*Data excerpts*
■ ■ ■ ■ ■ ■ ■

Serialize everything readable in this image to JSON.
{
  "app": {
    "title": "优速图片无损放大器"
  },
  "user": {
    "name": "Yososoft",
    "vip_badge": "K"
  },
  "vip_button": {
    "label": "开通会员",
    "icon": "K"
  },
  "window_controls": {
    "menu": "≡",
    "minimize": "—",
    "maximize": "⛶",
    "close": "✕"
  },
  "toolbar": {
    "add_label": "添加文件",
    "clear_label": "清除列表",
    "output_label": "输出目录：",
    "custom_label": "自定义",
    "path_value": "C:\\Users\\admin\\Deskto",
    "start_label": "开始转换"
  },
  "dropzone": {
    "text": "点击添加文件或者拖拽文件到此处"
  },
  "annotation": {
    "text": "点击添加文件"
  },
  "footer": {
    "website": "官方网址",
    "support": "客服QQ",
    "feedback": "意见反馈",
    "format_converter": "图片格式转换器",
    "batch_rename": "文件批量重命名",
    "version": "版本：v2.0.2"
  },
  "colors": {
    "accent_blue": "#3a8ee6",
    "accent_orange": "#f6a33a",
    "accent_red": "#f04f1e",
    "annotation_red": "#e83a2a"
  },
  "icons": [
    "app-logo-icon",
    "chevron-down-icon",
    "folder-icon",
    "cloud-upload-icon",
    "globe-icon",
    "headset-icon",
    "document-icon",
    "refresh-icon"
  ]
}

■ ■ ■ ■ ■ ■ ■

*What you should do*
Repeat each record exactly. Omit nothing.

*Full solution*
Serialize everything readable in this image to JSON.
{
  "app": {
    "title": "优速图片无损放大器"
  },
  "user": {
    "name": "Yososoft",
    "vip_badge": "K"
  },
  "vip_button": {
    "label": "开通会员",
    "icon": "K"
  },
  "window_controls": {
    "menu": "≡",
    "minimize": "—",
    "maximize": "⛶",
    "close": "✕"
  },
  "toolbar": {
    "add_label": "添加文件",
    "clear_label": "清除列表",
    "output_label": "输出目录：",
    "custom_label": "自定义",
    "path_value": "C:\\Users\\admin\\Deskto",
    "start_label": "开始转换"
  },
  "dropzone": {
    "text": "点击添加文件或者拖拽文件到此处"
  },
  "annotation": {
    "text": "点击添加文件"
  },
  "footer": {
    "website": "官方网址",
    "support": "客服QQ",
    "feedback": "意见反馈",
    "format_converter": "图片格式转换器",
    "batch_rename": "文件批量重命名",
    "version": "版本：v2.0.2"
  },
  "colors": {
    "accent_blue": "#3a8ee6",
    "accent_orange": "#f6a33a",
    "accent_red": "#f04f1e",
    "annotation_red": "#e83a2a"
  },
  "icons": [
    "app-logo-icon",
    "chevron-down-icon",
    "folder-icon",
    "cloud-upload-icon",
    "globe-icon",
    "headset-icon",
    "document-icon",
    "refresh-icon"
  ]
}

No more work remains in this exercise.